» WORK REQUIRED
Your task is to reproduce the entries below word for word.

[Begin EXERCISE INPUT]

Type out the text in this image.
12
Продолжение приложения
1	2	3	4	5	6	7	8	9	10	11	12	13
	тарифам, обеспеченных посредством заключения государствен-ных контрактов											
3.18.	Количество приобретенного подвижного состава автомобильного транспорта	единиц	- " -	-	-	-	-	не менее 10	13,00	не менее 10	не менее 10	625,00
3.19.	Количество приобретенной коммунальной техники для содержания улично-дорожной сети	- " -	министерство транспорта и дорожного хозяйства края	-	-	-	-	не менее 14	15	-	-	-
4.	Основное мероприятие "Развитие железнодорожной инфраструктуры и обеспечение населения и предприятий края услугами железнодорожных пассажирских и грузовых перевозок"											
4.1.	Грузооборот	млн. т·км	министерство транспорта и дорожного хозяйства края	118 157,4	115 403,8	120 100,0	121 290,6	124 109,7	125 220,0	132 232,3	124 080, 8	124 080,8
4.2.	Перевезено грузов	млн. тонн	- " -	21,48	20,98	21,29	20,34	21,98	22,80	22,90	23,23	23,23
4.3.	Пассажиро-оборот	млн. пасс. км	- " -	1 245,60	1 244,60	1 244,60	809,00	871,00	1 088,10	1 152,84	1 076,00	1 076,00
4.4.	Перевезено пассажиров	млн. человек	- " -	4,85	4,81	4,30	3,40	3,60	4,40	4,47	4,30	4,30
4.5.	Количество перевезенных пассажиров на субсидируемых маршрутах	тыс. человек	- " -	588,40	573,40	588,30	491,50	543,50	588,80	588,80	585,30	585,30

[End EXERCISE INPUT]

» FULL SOLUTION
Type out the text in this image.
12
Продолжение приложения
1	2	3	4	5	6	7	8	9	10	11	12	13
	тарифам, обеспеченных посредством заключения государствен-ных контрактов											
3.18.	Количество приобретенного подвижного состава автомобильного транспорта	единиц	- " -	-	-	-	-	не менее 10	13,00	не менее 10	не менее 10	625,00
3.19.	Количество приобретенной коммунальной техники для содержания улично-дорожной сети	- " -	министерство транспорта и дорожного хозяйства края	-	-	-	-	не менее 14	15	-	-	-
4.	Основное мероприятие "Развитие железнодорожной инфраструктуры и обеспечение населения и предприятий края услугами железнодорожных пассажирских и грузовых перевозок"											
4.1.	Грузооборот	млн. т·км	министерство транспорта и дорожного хозяйства края	118 157,4	115 403,8	120 100,0	121 290,6	124 109,7	125 220,0	132 232,3	124 080, 8	124 080,8
4.2.	Перевезено грузов	млн. тонн	- " -	21,48	20,98	21,29	20,34	21,98	22,80	22,90	23,23	23,23
4.3.	Пассажиро-оборот	млн. пасс. км	- " -	1 245,60	1 244,60	1 244,60	809,00	871,00	1 088,10	1 152,84	1 076,00	1 076,00
4.4.	Перевезено пассажиров	млн. человек	- " -	4,85	4,81	4,30	3,40	3,60	4,40	4,47	4,30	4,30
4.5.	Количество перевезенных пассажиров на субсидируемых маршрутах	тыс. человек	- " -	588,40	573,40	588,30	491,50	543,50	588,80	588,80	585,30	585,30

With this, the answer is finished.